#### REQUIREMENT
Using the listing beneath this task, count the lines with the word "title" and write only the result.

Records:

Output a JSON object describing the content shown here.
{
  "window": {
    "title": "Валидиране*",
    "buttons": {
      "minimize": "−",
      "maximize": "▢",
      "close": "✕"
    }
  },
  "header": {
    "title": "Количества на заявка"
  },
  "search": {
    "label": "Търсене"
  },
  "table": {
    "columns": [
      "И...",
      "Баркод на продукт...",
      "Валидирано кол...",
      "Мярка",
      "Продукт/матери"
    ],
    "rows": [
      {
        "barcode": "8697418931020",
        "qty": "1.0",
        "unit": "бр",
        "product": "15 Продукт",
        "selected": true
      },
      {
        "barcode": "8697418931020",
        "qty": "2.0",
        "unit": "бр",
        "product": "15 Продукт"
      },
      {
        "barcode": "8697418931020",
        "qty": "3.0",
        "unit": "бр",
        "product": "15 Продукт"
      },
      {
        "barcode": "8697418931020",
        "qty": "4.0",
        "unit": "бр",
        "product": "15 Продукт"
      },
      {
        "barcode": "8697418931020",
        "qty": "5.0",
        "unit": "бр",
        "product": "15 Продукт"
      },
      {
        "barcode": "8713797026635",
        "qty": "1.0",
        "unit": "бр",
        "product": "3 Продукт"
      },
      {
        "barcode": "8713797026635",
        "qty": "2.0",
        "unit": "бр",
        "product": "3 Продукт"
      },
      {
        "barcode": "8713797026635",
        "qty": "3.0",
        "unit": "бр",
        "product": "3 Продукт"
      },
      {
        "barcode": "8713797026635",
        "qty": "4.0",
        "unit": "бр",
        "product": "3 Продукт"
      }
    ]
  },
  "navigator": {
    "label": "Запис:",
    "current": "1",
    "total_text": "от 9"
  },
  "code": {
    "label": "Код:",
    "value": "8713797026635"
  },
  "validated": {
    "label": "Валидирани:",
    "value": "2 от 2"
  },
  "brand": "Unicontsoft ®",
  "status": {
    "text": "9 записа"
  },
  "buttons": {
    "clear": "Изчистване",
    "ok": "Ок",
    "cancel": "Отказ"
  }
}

#### TASK RESPONSE
2